## PROBLEM DETAILS
Output nothing but the lines from the line with "Decode this image" through the end of the listing below, both ends included.

## Raw records

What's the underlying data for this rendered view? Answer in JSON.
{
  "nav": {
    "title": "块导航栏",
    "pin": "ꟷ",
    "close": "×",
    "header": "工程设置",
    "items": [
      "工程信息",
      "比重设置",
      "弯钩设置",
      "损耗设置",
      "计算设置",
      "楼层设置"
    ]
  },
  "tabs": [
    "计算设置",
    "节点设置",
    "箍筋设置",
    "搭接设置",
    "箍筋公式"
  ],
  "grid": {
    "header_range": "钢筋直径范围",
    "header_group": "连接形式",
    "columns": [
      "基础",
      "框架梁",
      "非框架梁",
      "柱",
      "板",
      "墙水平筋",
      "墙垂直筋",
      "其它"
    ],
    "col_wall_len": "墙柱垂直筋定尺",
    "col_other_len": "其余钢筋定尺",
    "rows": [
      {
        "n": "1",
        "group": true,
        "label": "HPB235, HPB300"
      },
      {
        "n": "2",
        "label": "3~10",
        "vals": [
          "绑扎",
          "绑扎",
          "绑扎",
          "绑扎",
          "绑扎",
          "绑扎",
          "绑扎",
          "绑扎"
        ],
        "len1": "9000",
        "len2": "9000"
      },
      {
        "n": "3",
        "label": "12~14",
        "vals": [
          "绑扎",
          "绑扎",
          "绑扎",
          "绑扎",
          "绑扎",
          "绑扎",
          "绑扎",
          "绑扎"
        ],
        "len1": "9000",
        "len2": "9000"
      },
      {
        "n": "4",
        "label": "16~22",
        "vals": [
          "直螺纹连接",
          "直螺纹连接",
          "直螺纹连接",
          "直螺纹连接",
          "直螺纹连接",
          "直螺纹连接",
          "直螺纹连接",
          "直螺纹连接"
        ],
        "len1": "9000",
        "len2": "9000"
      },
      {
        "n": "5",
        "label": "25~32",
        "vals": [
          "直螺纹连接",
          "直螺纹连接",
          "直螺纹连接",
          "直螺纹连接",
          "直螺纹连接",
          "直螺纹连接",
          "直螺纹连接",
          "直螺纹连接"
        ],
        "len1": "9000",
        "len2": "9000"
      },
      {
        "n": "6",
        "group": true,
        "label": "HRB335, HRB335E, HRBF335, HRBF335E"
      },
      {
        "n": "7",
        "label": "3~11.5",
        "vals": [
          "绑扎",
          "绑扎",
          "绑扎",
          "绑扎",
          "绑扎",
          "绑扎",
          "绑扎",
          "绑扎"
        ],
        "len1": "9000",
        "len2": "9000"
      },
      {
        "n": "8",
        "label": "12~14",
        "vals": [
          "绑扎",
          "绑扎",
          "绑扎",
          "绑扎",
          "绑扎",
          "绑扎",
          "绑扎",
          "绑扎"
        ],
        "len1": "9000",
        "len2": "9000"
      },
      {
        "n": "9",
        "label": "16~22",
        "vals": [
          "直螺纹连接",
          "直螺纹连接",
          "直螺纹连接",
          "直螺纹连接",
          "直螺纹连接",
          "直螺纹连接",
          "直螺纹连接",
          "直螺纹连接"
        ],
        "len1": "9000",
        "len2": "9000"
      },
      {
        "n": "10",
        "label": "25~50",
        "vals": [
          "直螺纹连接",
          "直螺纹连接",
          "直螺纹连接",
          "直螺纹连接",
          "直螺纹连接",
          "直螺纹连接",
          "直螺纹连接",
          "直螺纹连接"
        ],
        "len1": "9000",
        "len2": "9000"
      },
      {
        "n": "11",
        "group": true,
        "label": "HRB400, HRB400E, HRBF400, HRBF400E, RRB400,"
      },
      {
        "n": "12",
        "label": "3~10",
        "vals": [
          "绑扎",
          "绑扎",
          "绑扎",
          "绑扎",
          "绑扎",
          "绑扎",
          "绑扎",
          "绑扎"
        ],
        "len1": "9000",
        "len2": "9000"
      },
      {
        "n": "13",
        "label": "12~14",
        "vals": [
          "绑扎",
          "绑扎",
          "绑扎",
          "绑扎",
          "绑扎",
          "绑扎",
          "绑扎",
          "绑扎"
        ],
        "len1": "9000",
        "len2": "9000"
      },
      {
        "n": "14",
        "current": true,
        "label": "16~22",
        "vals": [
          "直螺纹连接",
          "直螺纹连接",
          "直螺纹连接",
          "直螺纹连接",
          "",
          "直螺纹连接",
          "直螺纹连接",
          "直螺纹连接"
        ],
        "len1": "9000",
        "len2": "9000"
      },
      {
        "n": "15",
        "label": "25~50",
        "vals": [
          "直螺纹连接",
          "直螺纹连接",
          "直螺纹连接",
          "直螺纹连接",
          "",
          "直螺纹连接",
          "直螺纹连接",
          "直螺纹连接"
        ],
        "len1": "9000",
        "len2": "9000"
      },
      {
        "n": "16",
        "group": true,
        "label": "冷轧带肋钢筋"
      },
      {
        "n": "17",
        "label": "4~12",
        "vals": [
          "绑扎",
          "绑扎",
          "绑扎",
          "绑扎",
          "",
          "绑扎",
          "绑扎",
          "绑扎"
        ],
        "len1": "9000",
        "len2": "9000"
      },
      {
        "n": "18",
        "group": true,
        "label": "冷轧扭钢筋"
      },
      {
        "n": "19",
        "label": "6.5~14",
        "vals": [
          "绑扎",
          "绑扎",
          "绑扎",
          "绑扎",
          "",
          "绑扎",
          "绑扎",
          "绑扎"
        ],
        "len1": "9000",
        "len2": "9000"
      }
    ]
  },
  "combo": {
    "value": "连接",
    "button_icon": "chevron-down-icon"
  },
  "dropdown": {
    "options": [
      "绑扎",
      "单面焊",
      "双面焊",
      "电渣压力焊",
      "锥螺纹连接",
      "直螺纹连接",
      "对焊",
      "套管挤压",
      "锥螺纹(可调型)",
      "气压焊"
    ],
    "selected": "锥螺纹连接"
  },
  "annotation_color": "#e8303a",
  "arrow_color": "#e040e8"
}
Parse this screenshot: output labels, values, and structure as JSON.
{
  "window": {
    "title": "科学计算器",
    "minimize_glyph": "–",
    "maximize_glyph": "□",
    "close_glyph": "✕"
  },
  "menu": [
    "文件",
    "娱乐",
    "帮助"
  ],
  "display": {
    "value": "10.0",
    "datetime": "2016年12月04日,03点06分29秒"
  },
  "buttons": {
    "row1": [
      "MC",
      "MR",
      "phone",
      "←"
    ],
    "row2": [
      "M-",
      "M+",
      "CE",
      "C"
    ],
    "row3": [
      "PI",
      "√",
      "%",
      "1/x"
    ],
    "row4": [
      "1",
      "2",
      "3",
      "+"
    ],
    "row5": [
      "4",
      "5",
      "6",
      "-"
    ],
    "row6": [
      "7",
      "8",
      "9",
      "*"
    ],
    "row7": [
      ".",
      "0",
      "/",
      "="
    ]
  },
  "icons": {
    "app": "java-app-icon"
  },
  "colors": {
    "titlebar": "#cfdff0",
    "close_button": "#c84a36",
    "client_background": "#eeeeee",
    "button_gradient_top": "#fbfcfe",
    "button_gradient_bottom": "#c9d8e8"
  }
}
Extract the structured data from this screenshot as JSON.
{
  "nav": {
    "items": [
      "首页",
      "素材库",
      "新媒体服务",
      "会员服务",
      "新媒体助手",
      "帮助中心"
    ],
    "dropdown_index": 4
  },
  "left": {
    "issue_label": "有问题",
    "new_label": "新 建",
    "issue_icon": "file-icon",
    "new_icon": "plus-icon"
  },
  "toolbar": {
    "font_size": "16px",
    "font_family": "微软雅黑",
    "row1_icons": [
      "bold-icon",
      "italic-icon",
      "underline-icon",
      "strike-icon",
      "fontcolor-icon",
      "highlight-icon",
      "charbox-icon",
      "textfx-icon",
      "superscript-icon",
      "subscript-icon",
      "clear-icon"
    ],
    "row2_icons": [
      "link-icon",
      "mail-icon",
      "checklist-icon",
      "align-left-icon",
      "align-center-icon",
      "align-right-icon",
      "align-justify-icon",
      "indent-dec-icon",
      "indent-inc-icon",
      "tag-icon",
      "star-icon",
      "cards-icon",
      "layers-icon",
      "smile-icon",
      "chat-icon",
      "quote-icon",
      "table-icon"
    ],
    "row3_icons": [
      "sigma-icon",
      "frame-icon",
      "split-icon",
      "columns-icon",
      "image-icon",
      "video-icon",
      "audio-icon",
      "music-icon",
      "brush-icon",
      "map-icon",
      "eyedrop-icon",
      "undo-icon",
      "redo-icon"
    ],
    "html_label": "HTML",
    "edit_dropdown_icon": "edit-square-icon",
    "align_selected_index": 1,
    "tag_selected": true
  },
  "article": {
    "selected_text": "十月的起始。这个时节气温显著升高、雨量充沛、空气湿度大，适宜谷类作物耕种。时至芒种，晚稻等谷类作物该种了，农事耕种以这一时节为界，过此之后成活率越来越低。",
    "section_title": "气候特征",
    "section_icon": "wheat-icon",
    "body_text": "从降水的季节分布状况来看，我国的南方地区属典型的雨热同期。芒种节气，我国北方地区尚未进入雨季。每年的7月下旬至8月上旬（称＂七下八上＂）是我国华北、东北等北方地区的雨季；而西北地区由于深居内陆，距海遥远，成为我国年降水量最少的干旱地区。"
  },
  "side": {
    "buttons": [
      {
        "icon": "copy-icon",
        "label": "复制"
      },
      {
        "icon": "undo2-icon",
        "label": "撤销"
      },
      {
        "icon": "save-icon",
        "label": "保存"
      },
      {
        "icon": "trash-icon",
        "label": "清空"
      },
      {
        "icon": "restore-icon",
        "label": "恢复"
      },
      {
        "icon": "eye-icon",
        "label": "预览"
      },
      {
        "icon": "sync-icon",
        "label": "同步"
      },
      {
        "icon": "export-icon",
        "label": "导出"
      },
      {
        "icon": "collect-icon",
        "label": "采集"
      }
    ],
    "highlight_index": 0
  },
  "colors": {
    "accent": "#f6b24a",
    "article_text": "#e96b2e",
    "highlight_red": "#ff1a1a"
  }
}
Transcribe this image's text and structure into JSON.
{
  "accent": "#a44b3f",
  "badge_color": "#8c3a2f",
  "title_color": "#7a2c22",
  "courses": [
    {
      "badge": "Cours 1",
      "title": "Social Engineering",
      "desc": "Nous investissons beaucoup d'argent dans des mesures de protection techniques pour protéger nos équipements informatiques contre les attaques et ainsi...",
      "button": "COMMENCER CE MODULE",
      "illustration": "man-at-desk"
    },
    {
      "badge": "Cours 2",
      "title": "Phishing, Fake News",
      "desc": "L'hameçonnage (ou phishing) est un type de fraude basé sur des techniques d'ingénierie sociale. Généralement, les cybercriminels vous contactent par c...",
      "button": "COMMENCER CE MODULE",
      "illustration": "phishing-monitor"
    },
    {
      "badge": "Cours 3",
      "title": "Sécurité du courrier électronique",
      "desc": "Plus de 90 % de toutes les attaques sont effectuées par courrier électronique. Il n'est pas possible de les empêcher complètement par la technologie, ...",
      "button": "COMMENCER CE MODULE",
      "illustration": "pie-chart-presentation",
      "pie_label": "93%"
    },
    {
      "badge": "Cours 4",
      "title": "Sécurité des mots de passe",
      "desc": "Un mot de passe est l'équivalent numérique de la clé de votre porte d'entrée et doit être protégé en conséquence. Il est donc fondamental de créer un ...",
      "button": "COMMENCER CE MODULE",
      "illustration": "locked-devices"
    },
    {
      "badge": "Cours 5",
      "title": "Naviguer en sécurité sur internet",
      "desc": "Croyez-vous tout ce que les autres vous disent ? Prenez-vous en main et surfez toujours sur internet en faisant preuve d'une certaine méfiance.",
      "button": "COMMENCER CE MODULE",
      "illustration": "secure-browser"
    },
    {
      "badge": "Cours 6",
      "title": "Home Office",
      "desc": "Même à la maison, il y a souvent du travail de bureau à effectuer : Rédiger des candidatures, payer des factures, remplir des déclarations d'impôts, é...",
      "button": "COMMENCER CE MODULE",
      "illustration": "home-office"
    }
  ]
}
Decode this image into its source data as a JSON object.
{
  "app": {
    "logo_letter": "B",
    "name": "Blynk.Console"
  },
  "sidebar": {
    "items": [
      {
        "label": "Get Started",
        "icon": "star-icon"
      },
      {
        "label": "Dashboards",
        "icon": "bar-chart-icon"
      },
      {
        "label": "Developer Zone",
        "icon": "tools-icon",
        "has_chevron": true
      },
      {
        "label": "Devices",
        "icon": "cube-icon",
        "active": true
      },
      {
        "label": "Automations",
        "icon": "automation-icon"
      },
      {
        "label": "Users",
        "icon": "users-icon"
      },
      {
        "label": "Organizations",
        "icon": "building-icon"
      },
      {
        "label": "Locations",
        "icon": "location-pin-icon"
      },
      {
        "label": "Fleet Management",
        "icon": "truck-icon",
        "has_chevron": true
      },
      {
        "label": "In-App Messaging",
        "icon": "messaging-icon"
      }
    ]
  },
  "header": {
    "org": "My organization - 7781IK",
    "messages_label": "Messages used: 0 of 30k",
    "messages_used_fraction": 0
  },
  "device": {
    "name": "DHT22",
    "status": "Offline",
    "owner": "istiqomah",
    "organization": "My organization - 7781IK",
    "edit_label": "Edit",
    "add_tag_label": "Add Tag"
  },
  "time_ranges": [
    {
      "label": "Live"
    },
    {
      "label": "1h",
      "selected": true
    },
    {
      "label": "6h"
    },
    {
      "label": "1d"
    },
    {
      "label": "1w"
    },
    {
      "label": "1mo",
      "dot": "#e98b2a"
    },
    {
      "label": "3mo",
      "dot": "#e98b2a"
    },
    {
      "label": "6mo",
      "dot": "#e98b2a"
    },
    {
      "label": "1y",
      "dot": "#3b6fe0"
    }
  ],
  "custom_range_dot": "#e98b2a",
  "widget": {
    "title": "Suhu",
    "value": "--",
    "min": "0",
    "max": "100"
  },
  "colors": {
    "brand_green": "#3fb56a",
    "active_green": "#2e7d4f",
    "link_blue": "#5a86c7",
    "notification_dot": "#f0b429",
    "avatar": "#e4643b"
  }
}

## TASK SOLUTION
Decode this image into its source data as a JSON object.
{
  "app": {
    "logo_letter": "B",
    "name": "Blynk.Console"
  },
  "sidebar": {
    "items": [
      {
        "label": "Get Started",
        "icon": "star-icon"
      },
      {
        "label": "Dashboards",
        "icon": "bar-chart-icon"
      },
      {
        "label": "Developer Zone",
        "icon": "tools-icon",
        "has_chevron": true
      },
      {
        "label": "Devices",
        "icon": "cube-icon",
        "active": true
      },
      {
        "label": "Automations",
        "icon": "automation-icon"
      },
      {
        "label": "Users",
        "icon": "users-icon"
      },
      {
        "label": "Organizations",
        "icon": "building-icon"
      },
      {
        "label": "Locations",
        "icon": "location-pin-icon"
      },
      {
        "label": "Fleet Management",
        "icon": "truck-icon",
        "has_chevron": true
      },
      {
        "label": "In-App Messaging",
        "icon": "messaging-icon"
      }
    ]
  },
  "header": {
    "org": "My organization - 7781IK",
    "messages_label": "Messages used: 0 of 30k",
    "messages_used_fraction": 0
  },
  "device": {
    "name": "DHT22",
    "status": "Offline",
    "owner": "istiqomah",
    "organization": "My organization - 7781IK",
    "edit_label": "Edit",
    "add_tag_label": "Add Tag"
  },
  "time_ranges": [
    {
      "label": "Live"
    },
    {
      "label": "1h",
      "selected": true
    },
    {
      "label": "6h"
    },
    {
      "label": "1d"
    },
    {
      "label": "1w"
    },
    {
      "label": "1mo",
      "dot": "#e98b2a"
    },
    {
      "label": "3mo",
      "dot": "#e98b2a"
    },
    {
      "label": "6mo",
      "dot": "#e98b2a"
    },
    {
      "label": "1y",
      "dot": "#3b6fe0"
    }
  ],
  "custom_range_dot": "#e98b2a",
  "widget": {
    "title": "Suhu",
    "value": "--",
    "min": "0",
    "max": "100"
  },
  "colors": {
    "brand_green": "#3fb56a",
    "active_green": "#2e7d4f",
    "link_blue": "#5a86c7",
    "notification_dot": "#f0b429",
    "avatar": "#e4643b"
  }
}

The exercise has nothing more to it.